One and a Half Nonplussed
Wednesday, August 23, 2006
American reporters are probably the smartest reporters. Every time something happens overseas and there is not a phonetical English spelling that can be looked up immediately when the story breaks; reporters wing it and hope for the best. After all being first is better than being right.
The straggling reporters then race to be second to report the story, also forgetting to learn a proper pronunciation. Like lazy college students, they go to the Cliff's Notes version of the pronunciation, forgoing their own research, and unintentionally stroking the ego of the first on the scene! reporter.
But wait! It is not over. Two weeks later a reporter will interview a "credible source" with a foreign accent and curiously different skin color who has a different way of saying a certain word or name. The cycle continues until there are 50 different ways to say each word.
First off these words don't even look alike, but for the longest time reporters were calling India's largest city, "Bombay", when it is spelled M-U-M-B-A-I. I thought it was still pronounced Bombay, but I found out with the rest of America how to say this when some kid was eaten by a shark or something over there.

────────────────

# WHAT YOU SHOULD DO
Extend the blog post about reporters mispronouncing foreign names, picking up right after its last sentence.

Records of where elements appear
────────────────

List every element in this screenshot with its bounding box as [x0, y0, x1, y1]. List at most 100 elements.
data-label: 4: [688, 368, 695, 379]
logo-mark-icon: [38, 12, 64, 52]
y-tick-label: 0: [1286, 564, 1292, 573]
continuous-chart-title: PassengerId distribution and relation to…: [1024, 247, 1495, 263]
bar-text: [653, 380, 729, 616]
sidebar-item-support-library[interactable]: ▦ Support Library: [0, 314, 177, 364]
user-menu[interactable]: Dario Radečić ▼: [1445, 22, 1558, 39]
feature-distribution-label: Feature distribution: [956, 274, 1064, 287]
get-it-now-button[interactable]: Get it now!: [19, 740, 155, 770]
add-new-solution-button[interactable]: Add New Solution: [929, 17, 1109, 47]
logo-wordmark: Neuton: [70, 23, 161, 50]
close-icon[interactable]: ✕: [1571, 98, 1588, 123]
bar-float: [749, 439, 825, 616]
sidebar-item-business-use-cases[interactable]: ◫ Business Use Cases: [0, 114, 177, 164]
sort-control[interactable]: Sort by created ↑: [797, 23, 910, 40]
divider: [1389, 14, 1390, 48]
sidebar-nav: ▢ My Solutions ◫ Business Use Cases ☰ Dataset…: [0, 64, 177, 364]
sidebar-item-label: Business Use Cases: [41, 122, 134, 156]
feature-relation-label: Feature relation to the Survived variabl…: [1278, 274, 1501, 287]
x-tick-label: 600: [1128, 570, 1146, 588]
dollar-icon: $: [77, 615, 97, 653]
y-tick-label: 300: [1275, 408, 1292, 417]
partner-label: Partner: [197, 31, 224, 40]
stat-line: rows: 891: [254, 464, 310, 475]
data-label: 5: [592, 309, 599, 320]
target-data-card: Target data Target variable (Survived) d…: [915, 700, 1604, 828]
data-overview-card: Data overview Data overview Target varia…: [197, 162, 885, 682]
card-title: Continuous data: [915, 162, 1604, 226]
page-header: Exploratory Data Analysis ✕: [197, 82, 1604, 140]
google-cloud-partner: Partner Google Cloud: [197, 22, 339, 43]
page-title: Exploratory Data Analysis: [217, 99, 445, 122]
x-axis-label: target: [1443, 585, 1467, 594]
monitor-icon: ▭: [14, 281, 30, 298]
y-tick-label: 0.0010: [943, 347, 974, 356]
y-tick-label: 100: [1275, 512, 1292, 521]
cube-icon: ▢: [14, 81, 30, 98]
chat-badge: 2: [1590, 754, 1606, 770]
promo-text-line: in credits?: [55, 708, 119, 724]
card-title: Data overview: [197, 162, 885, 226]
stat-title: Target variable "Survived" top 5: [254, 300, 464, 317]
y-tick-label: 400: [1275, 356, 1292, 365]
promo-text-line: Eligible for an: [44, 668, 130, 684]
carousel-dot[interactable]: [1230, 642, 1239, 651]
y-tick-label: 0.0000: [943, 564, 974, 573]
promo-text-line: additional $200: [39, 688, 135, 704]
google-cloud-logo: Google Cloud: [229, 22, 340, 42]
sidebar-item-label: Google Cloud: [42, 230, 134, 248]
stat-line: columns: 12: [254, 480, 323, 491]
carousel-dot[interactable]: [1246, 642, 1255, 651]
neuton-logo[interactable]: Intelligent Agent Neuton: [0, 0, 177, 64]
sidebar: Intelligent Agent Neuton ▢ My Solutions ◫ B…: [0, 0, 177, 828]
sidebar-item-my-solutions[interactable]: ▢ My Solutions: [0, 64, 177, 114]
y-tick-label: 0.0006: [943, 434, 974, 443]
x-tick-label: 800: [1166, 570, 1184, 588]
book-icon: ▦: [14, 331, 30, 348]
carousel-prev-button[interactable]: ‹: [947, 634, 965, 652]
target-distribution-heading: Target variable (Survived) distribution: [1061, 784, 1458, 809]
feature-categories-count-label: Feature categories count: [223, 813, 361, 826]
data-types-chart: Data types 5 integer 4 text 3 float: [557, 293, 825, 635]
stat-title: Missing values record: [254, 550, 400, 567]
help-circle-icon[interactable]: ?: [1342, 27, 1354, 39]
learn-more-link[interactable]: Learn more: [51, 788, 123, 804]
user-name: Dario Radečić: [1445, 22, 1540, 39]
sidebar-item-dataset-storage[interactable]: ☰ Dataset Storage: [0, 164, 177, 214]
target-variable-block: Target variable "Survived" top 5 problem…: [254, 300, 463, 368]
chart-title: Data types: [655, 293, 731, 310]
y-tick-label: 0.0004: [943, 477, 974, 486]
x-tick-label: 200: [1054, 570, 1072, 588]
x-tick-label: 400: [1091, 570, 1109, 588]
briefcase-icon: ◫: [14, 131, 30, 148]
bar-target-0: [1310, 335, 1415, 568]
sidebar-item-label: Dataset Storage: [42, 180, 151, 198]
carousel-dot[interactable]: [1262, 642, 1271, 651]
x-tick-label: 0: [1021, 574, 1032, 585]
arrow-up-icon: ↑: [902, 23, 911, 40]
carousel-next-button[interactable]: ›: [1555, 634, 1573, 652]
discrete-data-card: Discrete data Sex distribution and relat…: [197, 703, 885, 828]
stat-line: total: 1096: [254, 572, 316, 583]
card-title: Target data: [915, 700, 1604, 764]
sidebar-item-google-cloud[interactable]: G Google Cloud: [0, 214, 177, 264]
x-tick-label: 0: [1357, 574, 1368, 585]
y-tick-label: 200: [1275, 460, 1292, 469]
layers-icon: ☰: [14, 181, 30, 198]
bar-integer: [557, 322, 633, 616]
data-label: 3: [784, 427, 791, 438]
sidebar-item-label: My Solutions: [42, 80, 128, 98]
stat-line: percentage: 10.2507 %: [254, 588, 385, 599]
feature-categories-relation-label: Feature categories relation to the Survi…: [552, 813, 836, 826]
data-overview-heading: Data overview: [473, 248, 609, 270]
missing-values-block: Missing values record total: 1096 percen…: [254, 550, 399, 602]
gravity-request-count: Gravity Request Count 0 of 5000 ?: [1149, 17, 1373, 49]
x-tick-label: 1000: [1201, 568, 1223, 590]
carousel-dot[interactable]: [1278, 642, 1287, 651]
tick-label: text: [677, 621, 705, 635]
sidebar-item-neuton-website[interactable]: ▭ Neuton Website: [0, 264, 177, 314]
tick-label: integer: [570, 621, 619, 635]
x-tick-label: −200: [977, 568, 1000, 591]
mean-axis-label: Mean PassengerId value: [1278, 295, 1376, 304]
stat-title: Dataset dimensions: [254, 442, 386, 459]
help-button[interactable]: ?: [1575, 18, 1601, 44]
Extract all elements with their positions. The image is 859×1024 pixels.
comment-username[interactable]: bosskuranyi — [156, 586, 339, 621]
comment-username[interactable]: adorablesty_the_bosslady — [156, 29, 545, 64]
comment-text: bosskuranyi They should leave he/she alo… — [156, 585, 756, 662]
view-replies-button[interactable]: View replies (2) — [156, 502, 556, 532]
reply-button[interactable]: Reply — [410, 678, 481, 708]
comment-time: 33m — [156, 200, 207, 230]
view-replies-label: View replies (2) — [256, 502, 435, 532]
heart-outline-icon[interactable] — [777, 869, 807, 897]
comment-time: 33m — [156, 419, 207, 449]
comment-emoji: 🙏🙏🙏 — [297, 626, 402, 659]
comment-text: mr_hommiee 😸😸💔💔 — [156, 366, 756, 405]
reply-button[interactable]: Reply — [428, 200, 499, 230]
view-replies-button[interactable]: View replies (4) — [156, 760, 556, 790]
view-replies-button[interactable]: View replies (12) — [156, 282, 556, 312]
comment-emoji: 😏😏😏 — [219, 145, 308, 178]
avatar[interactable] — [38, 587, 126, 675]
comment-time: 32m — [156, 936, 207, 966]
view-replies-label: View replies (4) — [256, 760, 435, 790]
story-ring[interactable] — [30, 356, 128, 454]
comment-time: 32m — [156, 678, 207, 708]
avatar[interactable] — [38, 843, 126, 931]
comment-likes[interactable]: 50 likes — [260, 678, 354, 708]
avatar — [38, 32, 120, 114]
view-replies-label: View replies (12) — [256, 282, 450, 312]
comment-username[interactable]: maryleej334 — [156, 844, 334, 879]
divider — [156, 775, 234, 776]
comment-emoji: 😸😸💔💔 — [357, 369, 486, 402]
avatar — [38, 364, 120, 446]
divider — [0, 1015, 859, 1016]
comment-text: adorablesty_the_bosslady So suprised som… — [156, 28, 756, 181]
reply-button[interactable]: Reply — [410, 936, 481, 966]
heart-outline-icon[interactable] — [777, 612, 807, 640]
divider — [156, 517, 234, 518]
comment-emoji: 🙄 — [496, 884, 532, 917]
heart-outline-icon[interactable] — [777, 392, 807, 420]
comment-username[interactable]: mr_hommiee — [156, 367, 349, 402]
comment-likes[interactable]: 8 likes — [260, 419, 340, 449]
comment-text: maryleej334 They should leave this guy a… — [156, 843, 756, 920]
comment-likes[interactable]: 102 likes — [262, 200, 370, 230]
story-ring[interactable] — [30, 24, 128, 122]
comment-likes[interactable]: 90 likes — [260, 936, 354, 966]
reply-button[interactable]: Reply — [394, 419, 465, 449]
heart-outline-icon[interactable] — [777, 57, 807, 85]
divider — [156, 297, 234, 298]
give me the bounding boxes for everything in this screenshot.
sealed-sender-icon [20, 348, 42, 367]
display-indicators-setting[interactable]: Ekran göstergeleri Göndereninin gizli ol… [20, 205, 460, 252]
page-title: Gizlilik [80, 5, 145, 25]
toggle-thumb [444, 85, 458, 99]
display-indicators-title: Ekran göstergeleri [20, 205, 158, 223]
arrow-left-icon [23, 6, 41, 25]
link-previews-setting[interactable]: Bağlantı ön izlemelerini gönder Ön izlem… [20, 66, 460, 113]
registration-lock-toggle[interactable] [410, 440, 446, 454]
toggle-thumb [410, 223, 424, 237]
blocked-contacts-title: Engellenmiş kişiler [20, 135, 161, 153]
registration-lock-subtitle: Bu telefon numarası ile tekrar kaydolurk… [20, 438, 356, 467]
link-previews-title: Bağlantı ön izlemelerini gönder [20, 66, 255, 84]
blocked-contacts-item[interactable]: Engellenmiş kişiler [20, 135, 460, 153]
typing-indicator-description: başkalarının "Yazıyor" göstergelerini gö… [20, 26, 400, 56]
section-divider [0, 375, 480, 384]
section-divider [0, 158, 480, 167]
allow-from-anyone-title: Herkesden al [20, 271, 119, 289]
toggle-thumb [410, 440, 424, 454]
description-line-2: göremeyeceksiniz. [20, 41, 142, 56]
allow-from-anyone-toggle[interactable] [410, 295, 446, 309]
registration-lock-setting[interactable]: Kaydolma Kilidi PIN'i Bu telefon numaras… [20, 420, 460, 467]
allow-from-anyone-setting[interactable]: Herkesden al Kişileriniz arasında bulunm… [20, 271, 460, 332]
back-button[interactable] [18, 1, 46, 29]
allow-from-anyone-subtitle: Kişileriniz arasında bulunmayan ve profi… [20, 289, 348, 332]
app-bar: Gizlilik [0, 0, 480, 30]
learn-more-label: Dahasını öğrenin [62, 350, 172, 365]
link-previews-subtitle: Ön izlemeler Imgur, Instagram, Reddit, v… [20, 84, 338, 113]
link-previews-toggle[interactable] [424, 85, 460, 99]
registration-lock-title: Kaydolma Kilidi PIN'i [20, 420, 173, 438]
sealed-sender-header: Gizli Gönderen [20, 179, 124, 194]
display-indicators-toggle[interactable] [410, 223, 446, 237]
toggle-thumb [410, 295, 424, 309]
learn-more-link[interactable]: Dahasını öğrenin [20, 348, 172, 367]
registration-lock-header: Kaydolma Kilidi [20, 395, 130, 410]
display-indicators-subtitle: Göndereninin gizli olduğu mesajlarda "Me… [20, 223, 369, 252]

────────────────

# OUTPUT FOR THIS EXERCISE
It sounds like a genuine Arab on wiki solved this conundrum - Mahmoud Ahmadinejad. Although I have heard someone swear it was, Ama-Dina-JIHAD, this one seems to be finally on track.
The word Hezbollah (Hizbollah, Hizballah, Hezbillies?) however, has been tossed around, chewed up, consumed by frat boys at a tailgate party, and then regurgitated in a nearby stream where it is spread to the farm and is picked up by ears of corn that will eventually fuel your ethanol-mobile. Not one person has ever made the decision as to how they are going to pronounce this word until they have already said it. Hezbollah is a modern day tower of Babel and pretty soon no one will be able to understand anyone else. That is why I have started stocking up on cans of soup - the non-insane way to prepare for Armageddon.
If a reporter really wants to sensationalize and sexify the news, from now on they need only to turn to ESPN's Stuart Scott for help with all of their pronunciations.
"Hez-BOO-Yah!"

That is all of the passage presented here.